■ **EXERCISE PROMPT**:
Could every line of the data be printed exactly as it reads?

■ **Items from a data source**:
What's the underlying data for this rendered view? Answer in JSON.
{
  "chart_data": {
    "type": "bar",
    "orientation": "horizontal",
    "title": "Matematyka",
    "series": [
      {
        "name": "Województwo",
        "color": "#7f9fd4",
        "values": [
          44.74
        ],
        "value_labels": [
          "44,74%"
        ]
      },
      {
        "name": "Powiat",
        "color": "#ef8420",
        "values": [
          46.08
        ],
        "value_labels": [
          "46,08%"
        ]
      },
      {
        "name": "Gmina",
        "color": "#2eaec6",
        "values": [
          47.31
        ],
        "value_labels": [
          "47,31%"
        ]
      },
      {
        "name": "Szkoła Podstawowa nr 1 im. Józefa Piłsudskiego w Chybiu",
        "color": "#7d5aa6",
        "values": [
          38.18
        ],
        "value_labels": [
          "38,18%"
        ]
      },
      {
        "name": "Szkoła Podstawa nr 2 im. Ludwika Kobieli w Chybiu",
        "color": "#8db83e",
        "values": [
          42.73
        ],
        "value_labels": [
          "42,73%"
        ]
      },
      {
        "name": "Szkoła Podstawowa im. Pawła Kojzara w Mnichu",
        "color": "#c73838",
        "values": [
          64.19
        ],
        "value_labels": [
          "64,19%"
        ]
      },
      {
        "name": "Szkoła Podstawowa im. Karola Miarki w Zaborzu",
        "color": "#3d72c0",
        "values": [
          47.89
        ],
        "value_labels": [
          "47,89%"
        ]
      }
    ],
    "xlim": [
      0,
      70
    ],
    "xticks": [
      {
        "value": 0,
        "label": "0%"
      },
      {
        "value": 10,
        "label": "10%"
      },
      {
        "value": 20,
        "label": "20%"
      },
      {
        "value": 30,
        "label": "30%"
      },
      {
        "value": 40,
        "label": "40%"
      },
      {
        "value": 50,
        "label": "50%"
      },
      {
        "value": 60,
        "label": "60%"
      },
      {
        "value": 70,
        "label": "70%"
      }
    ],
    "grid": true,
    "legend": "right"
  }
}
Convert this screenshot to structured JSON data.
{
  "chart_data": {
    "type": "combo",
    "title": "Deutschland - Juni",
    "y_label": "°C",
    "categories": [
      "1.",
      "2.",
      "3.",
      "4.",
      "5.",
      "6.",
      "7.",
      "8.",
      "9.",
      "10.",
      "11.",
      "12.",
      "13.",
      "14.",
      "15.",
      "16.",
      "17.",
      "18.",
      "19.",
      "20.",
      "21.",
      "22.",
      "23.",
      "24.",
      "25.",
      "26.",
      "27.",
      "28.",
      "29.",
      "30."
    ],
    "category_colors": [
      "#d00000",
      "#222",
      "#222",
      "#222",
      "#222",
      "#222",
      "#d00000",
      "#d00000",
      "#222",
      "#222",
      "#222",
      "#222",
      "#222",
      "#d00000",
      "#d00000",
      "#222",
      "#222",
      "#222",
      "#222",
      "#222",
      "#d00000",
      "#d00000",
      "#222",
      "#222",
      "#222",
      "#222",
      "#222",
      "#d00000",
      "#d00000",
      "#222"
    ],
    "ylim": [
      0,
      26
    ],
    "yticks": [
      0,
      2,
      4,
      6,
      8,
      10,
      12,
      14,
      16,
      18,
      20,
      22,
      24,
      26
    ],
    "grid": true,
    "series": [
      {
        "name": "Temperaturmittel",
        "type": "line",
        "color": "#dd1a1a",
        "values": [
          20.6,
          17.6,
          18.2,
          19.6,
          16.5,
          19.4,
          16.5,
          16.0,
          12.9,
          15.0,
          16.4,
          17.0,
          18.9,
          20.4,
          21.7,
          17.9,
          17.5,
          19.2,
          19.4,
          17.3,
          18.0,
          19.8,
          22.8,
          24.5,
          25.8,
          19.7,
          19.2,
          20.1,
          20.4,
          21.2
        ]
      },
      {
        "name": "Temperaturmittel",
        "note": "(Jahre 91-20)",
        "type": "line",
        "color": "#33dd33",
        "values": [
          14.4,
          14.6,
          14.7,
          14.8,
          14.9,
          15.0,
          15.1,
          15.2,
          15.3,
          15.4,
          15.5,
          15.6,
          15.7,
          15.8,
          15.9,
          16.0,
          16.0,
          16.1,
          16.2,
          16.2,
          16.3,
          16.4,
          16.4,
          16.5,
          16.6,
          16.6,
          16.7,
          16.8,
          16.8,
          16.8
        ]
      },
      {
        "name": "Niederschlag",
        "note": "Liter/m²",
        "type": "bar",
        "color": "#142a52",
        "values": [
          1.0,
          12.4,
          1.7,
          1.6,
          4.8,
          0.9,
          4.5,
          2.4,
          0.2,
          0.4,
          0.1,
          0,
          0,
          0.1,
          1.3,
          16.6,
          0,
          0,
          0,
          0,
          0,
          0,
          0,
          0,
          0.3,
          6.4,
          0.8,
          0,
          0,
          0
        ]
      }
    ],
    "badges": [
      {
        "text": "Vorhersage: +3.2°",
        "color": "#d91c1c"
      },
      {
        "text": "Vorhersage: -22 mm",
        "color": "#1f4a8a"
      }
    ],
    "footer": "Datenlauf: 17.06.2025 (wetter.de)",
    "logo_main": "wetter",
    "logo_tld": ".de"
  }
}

■ **SOLVED EXERCISE**:
What's the underlying data for this rendered view? Answer in JSON.
{
  "chart_data": {
    "type": "bar",
    "orientation": "horizontal",
    "title": "Matematyka",
    "series": [
      {
        "name": "Województwo",
        "color": "#7f9fd4",
        "values": [
          44.74
        ],
        "value_labels": [
          "44,74%"
        ]
      },
      {
        "name": "Powiat",
        "color": "#ef8420",
        "values": [
          46.08
        ],
        "value_labels": [
          "46,08%"
        ]
      },
      {
        "name": "Gmina",
        "color": "#2eaec6",
        "values": [
          47.31
        ],
        "value_labels": [
          "47,31%"
        ]
      },
      {
        "name": "Szkoła Podstawowa nr 1 im. Józefa Piłsudskiego w Chybiu",
        "color": "#7d5aa6",
        "values": [
          38.18
        ],
        "value_labels": [
          "38,18%"
        ]
      },
      {
        "name": "Szkoła Podstawa nr 2 im. Ludwika Kobieli w Chybiu",
        "color": "#8db83e",
        "values": [
          42.73
        ],
        "value_labels": [
          "42,73%"
        ]
      },
      {
        "name": "Szkoła Podstawowa im. Pawła Kojzara w Mnichu",
        "color": "#c73838",
        "values": [
          64.19
        ],
        "value_labels": [
          "64,19%"
        ]
      },
      {
        "name": "Szkoła Podstawowa im. Karola Miarki w Zaborzu",
        "color": "#3d72c0",
        "values": [
          47.89
        ],
        "value_labels": [
          "47,89%"
        ]
      }
    ],
    "xlim": [
      0,
      70
    ],
    "xticks": [
      {
        "value": 0,
        "label": "0%"
      },
      {
        "value": 10,
        "label": "10%"
      },
      {
        "value": 20,
        "label": "20%"
      },
      {
        "value": 30,
        "label": "30%"
      },
      {
        "value": 40,
        "label": "40%"
      },
      {
        "value": 50,
        "label": "50%"
      },
      {
        "value": 60,
        "label": "60%"
      },
      {
        "value": 70,
        "label": "70%"
      }
    ],
    "grid": true,
    "legend": "right"
  }
}
Convert this screenshot to structured JSON data.
{
  "chart_data": {
    "type": "combo",
    "title": "Deutschland - Juni",
    "y_label": "°C",
    "categories": [
      "1.",
      "2.",
      "3.",
      "4.",
      "5.",
      "6.",
      "7.",
      "8.",
      "9.",
      "10.",
      "11.",
      "12.",
      "13.",
      "14.",
      "15.",
      "16.",
      "17.",
      "18.",
      "19.",
      "20.",
      "21.",
      "22.",
      "23.",
      "24.",
      "25.",
      "26.",
      "27.",
      "28.",
      "29.",
      "30."
    ],
    "category_colors": [
      "#d00000",
      "#222",
      "#222",
      "#222",
      "#222",
      "#222",
      "#d00000",
      "#d00000",
      "#222",
      "#222",
      "#222",
      "#222",
      "#222",
      "#d00000",
      "#d00000",
      "#222",
      "#222",
      "#222",
      "#222",
      "#222",
      "#d00000",
      "#d00000",
      "#222",
      "#222",
      "#222",
      "#222",
      "#222",
      "#d00000",
      "#d00000",
      "#222"
    ],
    "ylim": [
      0,
      26
    ],
    "yticks": [
      0,
      2,
      4,
      6,
      8,
      10,
      12,
      14,
      16,
      18,
      20,
      22,
      24,
      26
    ],
    "grid": true,
    "series": [
      {
        "name": "Temperaturmittel",
        "type": "line",
        "color": "#dd1a1a",
        "values": [
          20.6,
          17.6,
          18.2,
          19.6,
          16.5,
          19.4,
          16.5,
          16.0,
          12.9,
          15.0,
          16.4,
          17.0,
          18.9,
          20.4,
          21.7,
          17.9,
          17.5,
          19.2,
          19.4,
          17.3,
          18.0,
          19.8,
          22.8,
          24.5,
          25.8,
          19.7,
          19.2,
          20.1,
          20.4,
          21.2
        ]
      },
      {
        "name": "Temperaturmittel",
        "note": "(Jahre 91-20)",
        "type": "line",
        "color": "#33dd33",
        "values": [
          14.4,
          14.6,
          14.7,
          14.8,
          14.9,
          15.0,
          15.1,
          15.2,
          15.3,
          15.4,
          15.5,
          15.6,
          15.7,
          15.8,
          15.9,
          16.0,
          16.0,
          16.1,
          16.2,
          16.2,
          16.3,
          16.4,
          16.4,
          16.5,
          16.6,
          16.6,
          16.7,
          16.8,
          16.8,
          16.8
        ]
      },
      {
        "name": "Niederschlag",
        "note": "Liter/m²",
        "type": "bar",
        "color": "#142a52",
        "values": [
          1.0,
          12.4,
          1.7,
          1.6,
          4.8,
          0.9,
          4.5,
          2.4,
          0.2,
          0.4,
          0.1,
          0,
          0,
          0.1,
          1.3,
          16.6,
          0,
          0,
          0,
          0,
          0,
          0,
          0,
          0,
          0.3,
          6.4,
          0.8,
          0,
          0,
          0
        ]
      }
    ],
    "badges": [
      {
        "text": "Vorhersage: +3.2°",
        "color": "#d91c1c"
      },
      {
        "text": "Vorhersage: -22 mm",
        "color": "#1f4a8a"
      }
    ],
    "footer": "Datenlauf: 17.06.2025 (wetter.de)",
    "logo_main": "wetter",
    "logo_tld": ".de"
  }
}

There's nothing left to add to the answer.